(Records taken from a collection)
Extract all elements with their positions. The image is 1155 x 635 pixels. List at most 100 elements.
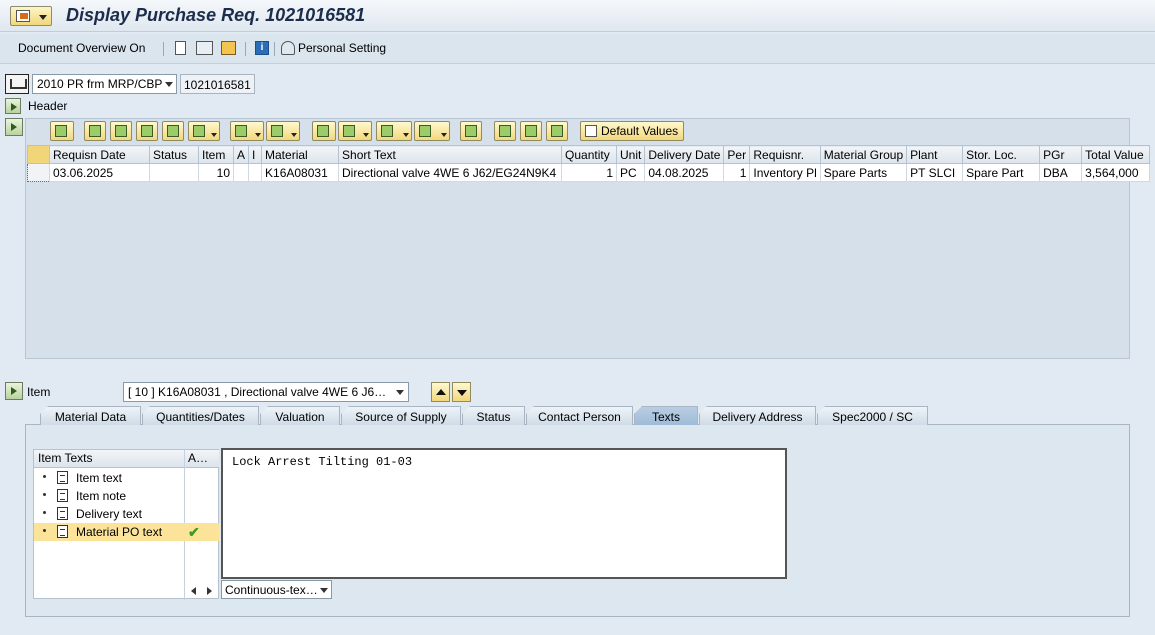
next-item-button[interactable] [452,382,471,402]
column-header[interactable]: PGr [1039,145,1083,164]
tree-item-item-note[interactable]: Item note [34,487,219,505]
cell-pgr[interactable]: DBA [1039,163,1083,182]
tree-scroll-controls [184,582,220,599]
column-header[interactable]: Short Text [338,145,563,164]
display-change-icon[interactable] [196,41,213,55]
cell-unit[interactable]: PC [616,163,646,182]
tab-quantities-dates[interactable]: Quantities/Dates [142,406,259,425]
document-overview-button[interactable]: Document Overview On [18,41,145,55]
tab-valuation[interactable]: Valuation [260,406,340,425]
new-document-icon[interactable] [175,41,186,55]
cell-item[interactable]: 10 [198,163,234,182]
cell-requisn-date[interactable]: 03.06.2025 [49,163,150,182]
tab-source-of-supply[interactable]: Source of Supply [341,406,461,425]
tab-spec2000-sc[interactable]: Spec2000 / SC [817,406,928,425]
column-header[interactable]: Material Group [819,145,908,164]
cell-delivery-date[interactable]: 04.08.2025 [644,163,725,182]
tree-column-header[interactable]: Item Texts [34,450,184,468]
previous-item-button[interactable] [431,382,450,402]
document-type-select[interactable]: 2010 PR frm MRP/CBP [32,74,177,94]
cell-per[interactable]: 1 [723,163,751,182]
cell-total-value[interactable]: 3,564,000 [1081,163,1151,182]
arrow-up-icon [436,389,446,395]
row-selector[interactable] [27,163,50,182]
tab-material-data[interactable]: Material Data [40,406,141,425]
grid-info-button[interactable] [460,121,482,141]
sum-button[interactable] [230,121,264,141]
column-header[interactable]: Item [198,145,234,164]
sort-ascending-button[interactable] [84,121,106,141]
column-header[interactable]: Quantity [561,145,618,164]
tree-item-label: Material PO text [76,525,163,539]
column-header[interactable]: Plant [906,145,964,164]
info-icon [465,125,477,137]
default-values-button[interactable]: Default Values [580,121,685,141]
tab-delivery-address[interactable]: Delivery Address [699,406,816,425]
other-document-icon[interactable] [221,41,236,55]
column-header[interactable]: Status [149,145,199,164]
column-header[interactable]: Total Value [1081,145,1151,164]
cell-material[interactable]: K16A08031 [261,163,340,182]
find-next-button[interactable] [162,121,184,141]
personal-setting-icon[interactable] [281,41,295,55]
cell-status[interactable] [149,163,199,182]
assign-button[interactable] [520,121,542,141]
pr-number-field[interactable]: 1021016581 [180,74,255,94]
subtotal-button[interactable] [266,121,300,141]
cell-quantity[interactable]: 1 [561,163,618,182]
chevron-down-icon [403,133,409,137]
column-header[interactable]: Per [723,145,751,164]
table-row[interactable]: 03.06.2025 10 K16A08031 Directional valv… [27,163,1151,182]
tree-item-item-text[interactable]: Item text [34,469,219,487]
editor-mode-select[interactable]: Continuous-tex… [221,580,332,599]
cell-stor-loc[interactable]: Spare Part [962,163,1041,182]
tree-column-header-a[interactable]: A… [184,450,219,468]
column-header[interactable]: I [248,145,263,164]
shopping-cart-icon[interactable] [5,74,29,94]
scroll-left-icon[interactable] [191,587,196,595]
cell-plant[interactable]: PT SLCI [906,163,964,182]
column-header[interactable]: Requisnr. [749,145,821,164]
layout-button[interactable] [414,121,450,141]
collapse-items-icon[interactable] [5,118,23,136]
sort-descending-button[interactable] [110,121,132,141]
editor-mode-value: Continuous-tex… [225,583,318,597]
scroll-right-icon[interactable] [207,587,212,595]
application-toolbar [0,34,1155,64]
details-button[interactable] [50,121,74,141]
cell-short-text[interactable]: Directional valve 4WE 6 J62/EG24N9K4 [338,163,563,182]
column-header[interactable]: Material [261,145,340,164]
bullet-icon [43,475,46,478]
tab-contact-person[interactable]: Contact Person [526,406,633,425]
expand-header-icon[interactable] [5,98,21,114]
export-button[interactable] [376,121,412,141]
column-header[interactable]: Unit [616,145,646,164]
copy-button[interactable] [494,121,516,141]
views-button[interactable] [338,121,372,141]
column-header[interactable]: Delivery Date [644,145,725,164]
column-header[interactable]: Stor. Loc. [962,145,1041,164]
cell-a[interactable] [232,163,250,182]
item-select[interactable]: [ 10 ] K16A08031 , Directional valve 4WE… [123,382,409,402]
cell-requisnr[interactable]: Inventory Pl [749,163,821,182]
table-header-row: Requisn Date Status Item A I Material Sh… [27,145,1151,164]
select-all-cell[interactable] [27,145,50,164]
info-icon[interactable]: i [255,41,269,55]
cell-i[interactable] [248,163,263,182]
personal-setting-button[interactable]: Personal Setting [298,41,386,55]
text-editor[interactable]: Lock Arrest Tilting 01-03 [221,448,787,579]
filter-icon [193,125,205,137]
find-button[interactable] [136,121,158,141]
cell-material-group[interactable]: Spare Parts [819,163,908,182]
clipboard-button[interactable] [546,121,568,141]
column-header[interactable]: A [232,145,250,164]
collapse-item-detail-icon[interactable] [5,382,23,400]
print-button[interactable] [312,121,336,141]
filter-button[interactable] [188,121,220,141]
tab-status[interactable]: Status [462,406,525,425]
column-header[interactable]: Requisn Date [49,145,150,164]
system-menu-button[interactable] [10,6,52,26]
tab-texts[interactable]: Texts [634,406,698,425]
tree-item-delivery-text[interactable]: Delivery text [34,505,219,523]
tree-item-material-po-text[interactable]: Material PO text ✔ [34,523,219,541]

GIVEN REQUEST
Copy out the lines in the records, from the line containing "next-item-button[interactable] [452,382,471,402]" through the line containing "arrow-up-icon [436,389,446,395]", including both of those lines.

EXERCISE OUTPUT
next-item-button[interactable] [452,382,471,402]
column-header[interactable]: PGr [1039,145,1083,164]
tree-item-item-note[interactable]: Item note [34,487,219,505]
cell-pgr[interactable]: DBA [1039,163,1083,182]
tree-scroll-controls [184,582,220,599]
column-header[interactable]: Short Text [338,145,563,164]
display-change-icon[interactable] [196,41,213,55]
cell-unit[interactable]: PC [616,163,646,182]
tab-quantities-dates[interactable]: Quantities/Dates [142,406,259,425]
document-overview-button[interactable]: Document Overview On [18,41,145,55]
tab-valuation[interactable]: Valuation [260,406,340,425]
new-document-icon[interactable] [175,41,186,55]
cell-item[interactable]: 10 [198,163,234,182]
cell-requisn-date[interactable]: 03.06.2025 [49,163,150,182]
tab-source-of-supply[interactable]: Source of Supply [341,406,461,425]
tab-spec2000-sc[interactable]: Spec2000 / SC [817,406,928,425]
column-header[interactable]: Material Group [819,145,908,164]
cell-delivery-date[interactable]: 04.08.2025 [644,163,725,182]
tree-column-header[interactable]: Item Texts [34,450,184,468]
previous-item-button[interactable] [431,382,450,402]
document-type-select[interactable]: 2010 PR frm MRP/CBP [32,74,177,94]
cell-per[interactable]: 1 [723,163,751,182]
cell-total-value[interactable]: 3,564,000 [1081,163,1151,182]
arrow-up-icon [436,389,446,395]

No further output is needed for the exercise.